What is needed
The records should be written out in full, with nothing altered.

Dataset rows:
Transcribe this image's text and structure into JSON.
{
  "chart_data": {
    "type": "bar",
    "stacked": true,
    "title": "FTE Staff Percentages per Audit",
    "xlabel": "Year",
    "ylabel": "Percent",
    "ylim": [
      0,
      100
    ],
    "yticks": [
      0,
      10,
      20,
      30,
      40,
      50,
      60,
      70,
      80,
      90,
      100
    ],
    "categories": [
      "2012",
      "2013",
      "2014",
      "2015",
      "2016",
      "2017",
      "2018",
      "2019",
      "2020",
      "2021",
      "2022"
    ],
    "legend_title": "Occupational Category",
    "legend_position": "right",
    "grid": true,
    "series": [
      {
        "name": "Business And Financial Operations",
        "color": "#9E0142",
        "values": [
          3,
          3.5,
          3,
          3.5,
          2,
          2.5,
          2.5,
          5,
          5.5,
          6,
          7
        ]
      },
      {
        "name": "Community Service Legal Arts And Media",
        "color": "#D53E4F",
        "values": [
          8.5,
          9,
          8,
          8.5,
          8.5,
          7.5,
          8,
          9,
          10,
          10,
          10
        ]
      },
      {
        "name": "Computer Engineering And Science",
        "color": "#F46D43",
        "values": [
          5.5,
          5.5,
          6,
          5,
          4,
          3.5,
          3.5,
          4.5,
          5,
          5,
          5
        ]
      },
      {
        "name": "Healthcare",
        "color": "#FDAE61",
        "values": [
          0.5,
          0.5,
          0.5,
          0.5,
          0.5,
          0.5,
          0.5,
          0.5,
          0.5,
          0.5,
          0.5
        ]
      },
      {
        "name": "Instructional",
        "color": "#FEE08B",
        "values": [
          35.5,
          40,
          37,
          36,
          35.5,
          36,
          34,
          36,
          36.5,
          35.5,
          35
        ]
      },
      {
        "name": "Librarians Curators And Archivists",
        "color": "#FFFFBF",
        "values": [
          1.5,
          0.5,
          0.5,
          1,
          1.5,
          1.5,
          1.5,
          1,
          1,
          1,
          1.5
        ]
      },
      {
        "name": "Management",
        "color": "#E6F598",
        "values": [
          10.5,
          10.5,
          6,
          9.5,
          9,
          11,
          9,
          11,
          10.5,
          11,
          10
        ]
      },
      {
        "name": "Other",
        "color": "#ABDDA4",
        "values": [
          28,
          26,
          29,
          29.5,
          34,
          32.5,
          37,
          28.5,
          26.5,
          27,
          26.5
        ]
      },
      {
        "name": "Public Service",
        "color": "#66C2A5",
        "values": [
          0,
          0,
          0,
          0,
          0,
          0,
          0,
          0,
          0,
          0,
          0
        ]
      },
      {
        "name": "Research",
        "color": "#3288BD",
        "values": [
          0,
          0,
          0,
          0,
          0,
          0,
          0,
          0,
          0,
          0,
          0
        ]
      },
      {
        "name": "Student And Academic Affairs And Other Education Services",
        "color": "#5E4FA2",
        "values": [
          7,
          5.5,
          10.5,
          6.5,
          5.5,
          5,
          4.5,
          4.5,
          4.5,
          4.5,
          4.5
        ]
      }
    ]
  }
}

Final answer
Transcribe this image's text and structure into JSON.
{
  "chart_data": {
    "type": "bar",
    "stacked": true,
    "title": "FTE Staff Percentages per Audit",
    "xlabel": "Year",
    "ylabel": "Percent",
    "ylim": [
      0,
      100
    ],
    "yticks": [
      0,
      10,
      20,
      30,
      40,
      50,
      60,
      70,
      80,
      90,
      100
    ],
    "categories": [
      "2012",
      "2013",
      "2014",
      "2015",
      "2016",
      "2017",
      "2018",
      "2019",
      "2020",
      "2021",
      "2022"
    ],
    "legend_title": "Occupational Category",
    "legend_position": "right",
    "grid": true,
    "series": [
      {
        "name": "Business And Financial Operations",
        "color": "#9E0142",
        "values": [
          3,
          3.5,
          3,
          3.5,
          2,
          2.5,
          2.5,
          5,
          5.5,
          6,
          7
        ]
      },
      {
        "name": "Community Service Legal Arts And Media",
        "color": "#D53E4F",
        "values": [
          8.5,
          9,
          8,
          8.5,
          8.5,
          7.5,
          8,
          9,
          10,
          10,
          10
        ]
      },
      {
        "name": "Computer Engineering And Science",
        "color": "#F46D43",
        "values": [
          5.5,
          5.5,
          6,
          5,
          4,
          3.5,
          3.5,
          4.5,
          5,
          5,
          5
        ]
      },
      {
        "name": "Healthcare",
        "color": "#FDAE61",
        "values": [
          0.5,
          0.5,
          0.5,
          0.5,
          0.5,
          0.5,
          0.5,
          0.5,
          0.5,
          0.5,
          0.5
        ]
      },
      {
        "name": "Instructional",
        "color": "#FEE08B",
        "values": [
          35.5,
          40,
          37,
          36,
          35.5,
          36,
          34,
          36,
          36.5,
          35.5,
          35
        ]
      },
      {
        "name": "Librarians Curators And Archivists",
        "color": "#FFFFBF",
        "values": [
          1.5,
          0.5,
          0.5,
          1,
          1.5,
          1.5,
          1.5,
          1,
          1,
          1,
          1.5
        ]
      },
      {
        "name": "Management",
        "color": "#E6F598",
        "values": [
          10.5,
          10.5,
          6,
          9.5,
          9,
          11,
          9,
          11,
          10.5,
          11,
          10
        ]
      },
      {
        "name": "Other",
        "color": "#ABDDA4",
        "values": [
          28,
          26,
          29,
          29.5,
          34,
          32.5,
          37,
          28.5,
          26.5,
          27,
          26.5
        ]
      },
      {
        "name": "Public Service",
        "color": "#66C2A5",
        "values": [
          0,
          0,
          0,
          0,
          0,
          0,
          0,
          0,
          0,
          0,
          0
        ]
      },
      {
        "name": "Research",
        "color": "#3288BD",
        "values": [
          0,
          0,
          0,
          0,
          0,
          0,
          0,
          0,
          0,
          0,
          0
        ]
      },
      {
        "name": "Student And Academic Affairs And Other Education Services",
        "color": "#5E4FA2",
        "values": [
          7,
          5.5,
          10.5,
          6.5,
          5.5,
          5,
          4.5,
          4.5,
          4.5,
          4.5,
          4.5
        ]
      }
    ]
  }
}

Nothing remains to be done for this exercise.